Identify and pull out each line of the entries in which "Change" occurs.

STORED DATA ▸
* Begin *

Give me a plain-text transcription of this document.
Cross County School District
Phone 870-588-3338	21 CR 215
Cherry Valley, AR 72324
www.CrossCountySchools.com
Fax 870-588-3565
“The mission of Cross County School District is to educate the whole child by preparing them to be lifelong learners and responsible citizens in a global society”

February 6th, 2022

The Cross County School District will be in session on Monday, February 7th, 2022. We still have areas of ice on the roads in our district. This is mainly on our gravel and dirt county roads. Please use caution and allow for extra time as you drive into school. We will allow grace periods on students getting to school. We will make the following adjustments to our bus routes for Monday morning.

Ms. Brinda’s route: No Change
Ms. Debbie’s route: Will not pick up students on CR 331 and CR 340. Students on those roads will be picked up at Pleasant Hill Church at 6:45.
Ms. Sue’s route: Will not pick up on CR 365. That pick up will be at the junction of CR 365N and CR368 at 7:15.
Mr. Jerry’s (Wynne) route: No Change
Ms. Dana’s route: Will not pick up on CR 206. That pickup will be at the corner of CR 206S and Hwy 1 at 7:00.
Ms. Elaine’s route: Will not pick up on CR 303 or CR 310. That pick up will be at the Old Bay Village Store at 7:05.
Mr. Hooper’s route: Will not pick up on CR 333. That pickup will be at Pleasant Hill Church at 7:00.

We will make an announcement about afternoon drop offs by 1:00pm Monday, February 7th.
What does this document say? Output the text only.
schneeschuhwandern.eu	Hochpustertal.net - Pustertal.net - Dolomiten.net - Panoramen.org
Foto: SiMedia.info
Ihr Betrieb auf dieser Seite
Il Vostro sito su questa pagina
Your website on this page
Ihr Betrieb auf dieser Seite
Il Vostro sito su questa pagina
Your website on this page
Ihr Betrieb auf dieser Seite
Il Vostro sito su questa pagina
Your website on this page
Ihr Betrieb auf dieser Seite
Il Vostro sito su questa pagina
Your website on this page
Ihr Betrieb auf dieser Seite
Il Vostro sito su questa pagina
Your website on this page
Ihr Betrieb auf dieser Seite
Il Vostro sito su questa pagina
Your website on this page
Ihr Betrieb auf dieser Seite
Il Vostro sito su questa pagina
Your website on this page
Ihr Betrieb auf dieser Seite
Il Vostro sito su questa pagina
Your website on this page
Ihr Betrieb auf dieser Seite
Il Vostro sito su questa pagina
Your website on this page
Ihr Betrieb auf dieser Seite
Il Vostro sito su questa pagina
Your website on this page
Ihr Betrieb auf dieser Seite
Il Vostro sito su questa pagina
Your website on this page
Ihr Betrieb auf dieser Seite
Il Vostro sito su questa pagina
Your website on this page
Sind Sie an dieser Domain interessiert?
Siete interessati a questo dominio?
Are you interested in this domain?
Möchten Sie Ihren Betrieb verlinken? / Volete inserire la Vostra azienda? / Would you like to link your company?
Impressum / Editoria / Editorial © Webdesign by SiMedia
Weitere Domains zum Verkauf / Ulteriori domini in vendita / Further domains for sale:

* End *

THE RESPONSE ▸
Ms. Brinda’s route: No Change
Mr. Jerry’s (Wynne) route: No Change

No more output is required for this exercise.